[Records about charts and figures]
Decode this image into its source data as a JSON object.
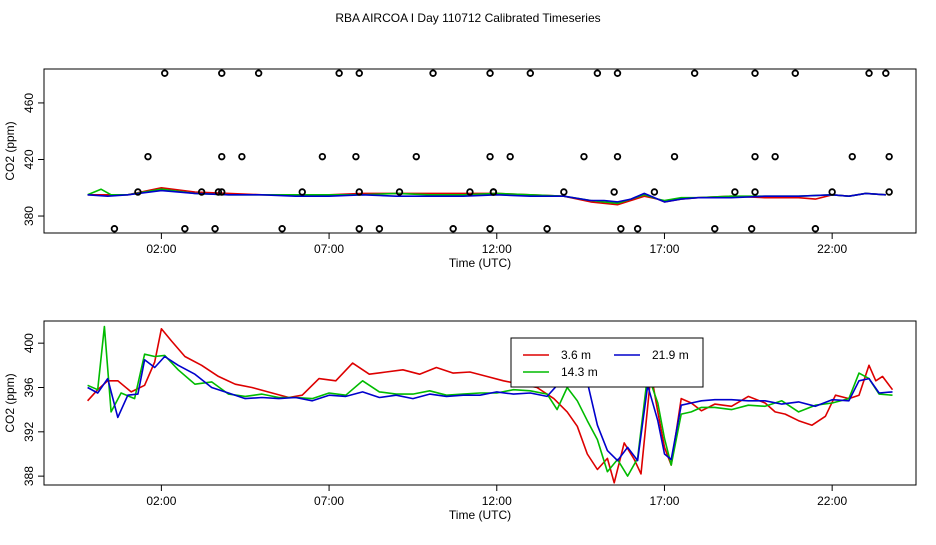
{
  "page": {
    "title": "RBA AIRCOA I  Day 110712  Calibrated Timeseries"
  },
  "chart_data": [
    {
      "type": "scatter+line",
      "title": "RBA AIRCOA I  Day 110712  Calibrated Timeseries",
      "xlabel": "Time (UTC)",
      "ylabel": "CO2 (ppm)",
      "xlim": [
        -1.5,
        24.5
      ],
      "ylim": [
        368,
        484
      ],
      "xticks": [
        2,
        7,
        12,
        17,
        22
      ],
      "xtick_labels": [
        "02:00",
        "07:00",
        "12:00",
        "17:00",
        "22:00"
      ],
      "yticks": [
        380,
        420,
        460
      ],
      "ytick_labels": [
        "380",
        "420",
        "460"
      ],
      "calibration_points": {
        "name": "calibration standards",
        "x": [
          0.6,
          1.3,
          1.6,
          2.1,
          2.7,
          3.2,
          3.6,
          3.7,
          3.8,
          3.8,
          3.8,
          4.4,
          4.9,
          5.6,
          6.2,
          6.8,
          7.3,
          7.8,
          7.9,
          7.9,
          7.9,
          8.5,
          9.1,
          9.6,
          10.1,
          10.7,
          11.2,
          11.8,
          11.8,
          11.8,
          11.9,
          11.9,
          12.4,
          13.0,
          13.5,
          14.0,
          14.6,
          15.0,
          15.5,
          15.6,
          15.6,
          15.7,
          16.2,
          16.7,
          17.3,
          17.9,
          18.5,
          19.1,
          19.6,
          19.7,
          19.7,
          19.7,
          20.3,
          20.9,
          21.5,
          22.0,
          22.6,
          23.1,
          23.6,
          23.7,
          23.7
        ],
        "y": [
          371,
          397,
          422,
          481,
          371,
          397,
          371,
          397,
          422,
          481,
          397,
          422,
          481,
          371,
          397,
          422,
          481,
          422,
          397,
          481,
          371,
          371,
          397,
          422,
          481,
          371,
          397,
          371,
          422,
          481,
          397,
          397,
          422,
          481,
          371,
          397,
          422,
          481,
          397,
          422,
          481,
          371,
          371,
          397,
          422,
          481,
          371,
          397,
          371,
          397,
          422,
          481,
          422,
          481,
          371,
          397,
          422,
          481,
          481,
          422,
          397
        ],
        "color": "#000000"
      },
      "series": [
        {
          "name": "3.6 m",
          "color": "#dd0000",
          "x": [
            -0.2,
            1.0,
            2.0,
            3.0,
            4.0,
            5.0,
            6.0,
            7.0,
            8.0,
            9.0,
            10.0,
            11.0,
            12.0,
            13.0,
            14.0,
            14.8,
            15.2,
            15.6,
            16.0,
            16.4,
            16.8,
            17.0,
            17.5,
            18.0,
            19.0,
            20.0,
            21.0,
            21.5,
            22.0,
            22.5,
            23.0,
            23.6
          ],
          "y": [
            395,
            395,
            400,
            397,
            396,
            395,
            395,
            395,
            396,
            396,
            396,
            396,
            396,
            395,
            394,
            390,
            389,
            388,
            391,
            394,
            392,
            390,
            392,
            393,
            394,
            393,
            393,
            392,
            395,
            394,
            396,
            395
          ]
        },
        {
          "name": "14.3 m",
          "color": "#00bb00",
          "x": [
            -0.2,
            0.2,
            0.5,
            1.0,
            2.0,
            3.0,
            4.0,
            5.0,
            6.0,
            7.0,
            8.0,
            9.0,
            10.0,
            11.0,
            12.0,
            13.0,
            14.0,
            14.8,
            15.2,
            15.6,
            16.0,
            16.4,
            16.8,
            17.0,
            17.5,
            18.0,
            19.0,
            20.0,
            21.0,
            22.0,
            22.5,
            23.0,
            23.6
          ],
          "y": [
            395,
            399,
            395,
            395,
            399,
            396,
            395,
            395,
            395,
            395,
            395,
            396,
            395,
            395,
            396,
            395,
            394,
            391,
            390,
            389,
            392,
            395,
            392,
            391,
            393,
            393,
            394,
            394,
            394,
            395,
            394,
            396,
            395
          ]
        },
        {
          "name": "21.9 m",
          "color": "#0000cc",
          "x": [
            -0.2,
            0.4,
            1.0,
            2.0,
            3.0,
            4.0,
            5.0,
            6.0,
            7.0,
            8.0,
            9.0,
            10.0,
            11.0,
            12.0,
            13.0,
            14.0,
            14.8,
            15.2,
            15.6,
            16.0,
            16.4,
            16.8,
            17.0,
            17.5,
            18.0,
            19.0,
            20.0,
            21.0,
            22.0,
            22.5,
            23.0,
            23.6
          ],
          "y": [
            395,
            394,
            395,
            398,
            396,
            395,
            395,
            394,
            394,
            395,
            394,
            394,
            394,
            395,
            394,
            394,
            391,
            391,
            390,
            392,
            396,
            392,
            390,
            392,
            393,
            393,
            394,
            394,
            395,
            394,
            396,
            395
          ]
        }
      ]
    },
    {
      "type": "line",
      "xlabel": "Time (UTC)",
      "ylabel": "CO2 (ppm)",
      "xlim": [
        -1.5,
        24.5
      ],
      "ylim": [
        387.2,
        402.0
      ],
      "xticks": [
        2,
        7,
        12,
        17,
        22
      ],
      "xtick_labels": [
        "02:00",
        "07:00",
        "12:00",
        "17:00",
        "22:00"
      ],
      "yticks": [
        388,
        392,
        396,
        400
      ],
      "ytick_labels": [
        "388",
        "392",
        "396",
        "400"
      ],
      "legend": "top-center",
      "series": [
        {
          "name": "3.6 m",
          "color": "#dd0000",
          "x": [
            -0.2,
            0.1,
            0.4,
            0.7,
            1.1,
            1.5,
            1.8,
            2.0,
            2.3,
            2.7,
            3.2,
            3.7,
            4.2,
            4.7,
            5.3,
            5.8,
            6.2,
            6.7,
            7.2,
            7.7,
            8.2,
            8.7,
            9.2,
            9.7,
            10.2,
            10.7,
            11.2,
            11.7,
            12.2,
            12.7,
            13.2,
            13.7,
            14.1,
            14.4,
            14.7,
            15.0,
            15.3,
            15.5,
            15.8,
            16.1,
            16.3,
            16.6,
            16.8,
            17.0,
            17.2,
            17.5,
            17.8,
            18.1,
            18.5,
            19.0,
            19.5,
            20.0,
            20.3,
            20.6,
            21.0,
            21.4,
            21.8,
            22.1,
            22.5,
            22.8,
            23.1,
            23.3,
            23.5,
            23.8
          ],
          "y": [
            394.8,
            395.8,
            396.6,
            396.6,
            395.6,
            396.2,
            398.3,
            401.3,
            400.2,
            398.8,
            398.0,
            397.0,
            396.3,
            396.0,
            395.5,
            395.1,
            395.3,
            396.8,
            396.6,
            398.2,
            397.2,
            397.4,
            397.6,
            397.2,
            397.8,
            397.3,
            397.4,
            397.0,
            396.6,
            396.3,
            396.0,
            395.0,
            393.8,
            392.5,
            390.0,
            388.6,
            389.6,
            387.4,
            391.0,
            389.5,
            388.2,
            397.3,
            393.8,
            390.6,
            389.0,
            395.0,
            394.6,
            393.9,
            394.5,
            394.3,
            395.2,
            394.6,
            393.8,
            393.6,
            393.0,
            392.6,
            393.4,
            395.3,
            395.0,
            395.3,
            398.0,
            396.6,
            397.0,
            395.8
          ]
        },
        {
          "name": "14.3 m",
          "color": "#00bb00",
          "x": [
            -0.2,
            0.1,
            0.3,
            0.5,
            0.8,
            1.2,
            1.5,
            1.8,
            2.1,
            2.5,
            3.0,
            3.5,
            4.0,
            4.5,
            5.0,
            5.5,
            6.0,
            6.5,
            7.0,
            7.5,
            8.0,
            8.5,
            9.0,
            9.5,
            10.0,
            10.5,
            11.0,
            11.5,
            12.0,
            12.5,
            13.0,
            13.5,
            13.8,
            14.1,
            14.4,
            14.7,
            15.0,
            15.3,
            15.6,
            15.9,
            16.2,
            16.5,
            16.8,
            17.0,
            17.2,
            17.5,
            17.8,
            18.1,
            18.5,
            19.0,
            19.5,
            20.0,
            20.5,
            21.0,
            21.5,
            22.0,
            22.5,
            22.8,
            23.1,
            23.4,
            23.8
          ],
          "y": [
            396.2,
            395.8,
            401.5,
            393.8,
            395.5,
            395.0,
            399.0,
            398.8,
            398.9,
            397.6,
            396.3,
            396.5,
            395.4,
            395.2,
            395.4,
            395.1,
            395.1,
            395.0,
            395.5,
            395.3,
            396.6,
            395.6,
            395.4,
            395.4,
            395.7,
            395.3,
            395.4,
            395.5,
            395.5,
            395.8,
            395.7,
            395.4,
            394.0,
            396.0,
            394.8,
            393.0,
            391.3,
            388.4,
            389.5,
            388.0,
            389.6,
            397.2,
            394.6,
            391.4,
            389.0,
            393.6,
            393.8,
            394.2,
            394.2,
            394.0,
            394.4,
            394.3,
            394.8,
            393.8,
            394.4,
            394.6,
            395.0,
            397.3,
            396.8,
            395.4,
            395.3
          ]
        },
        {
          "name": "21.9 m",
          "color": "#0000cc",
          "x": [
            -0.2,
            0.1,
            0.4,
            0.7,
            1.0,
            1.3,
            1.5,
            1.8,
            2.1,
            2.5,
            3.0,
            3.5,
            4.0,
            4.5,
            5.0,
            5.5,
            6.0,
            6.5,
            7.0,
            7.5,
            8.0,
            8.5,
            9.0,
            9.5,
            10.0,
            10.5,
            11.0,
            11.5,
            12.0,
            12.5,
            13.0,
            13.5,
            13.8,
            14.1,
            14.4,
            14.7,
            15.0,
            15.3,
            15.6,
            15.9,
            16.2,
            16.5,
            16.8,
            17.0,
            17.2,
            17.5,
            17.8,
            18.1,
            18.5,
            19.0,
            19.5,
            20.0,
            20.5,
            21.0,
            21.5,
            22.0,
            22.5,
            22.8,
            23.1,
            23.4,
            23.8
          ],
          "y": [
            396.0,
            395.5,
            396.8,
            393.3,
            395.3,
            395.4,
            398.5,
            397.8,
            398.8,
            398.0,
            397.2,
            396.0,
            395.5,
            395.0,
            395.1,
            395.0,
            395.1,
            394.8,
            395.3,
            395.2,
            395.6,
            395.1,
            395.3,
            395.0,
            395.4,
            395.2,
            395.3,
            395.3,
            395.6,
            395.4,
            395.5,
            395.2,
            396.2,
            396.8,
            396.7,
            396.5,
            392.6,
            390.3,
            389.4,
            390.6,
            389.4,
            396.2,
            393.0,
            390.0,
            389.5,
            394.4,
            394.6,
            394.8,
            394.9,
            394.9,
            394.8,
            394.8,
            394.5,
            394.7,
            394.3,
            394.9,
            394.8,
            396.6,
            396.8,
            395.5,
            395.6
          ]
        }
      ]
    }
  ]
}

Task to complete =>
Find every line containing the word "Calibrated", then give the total and nothing more.

Output of the task =>
2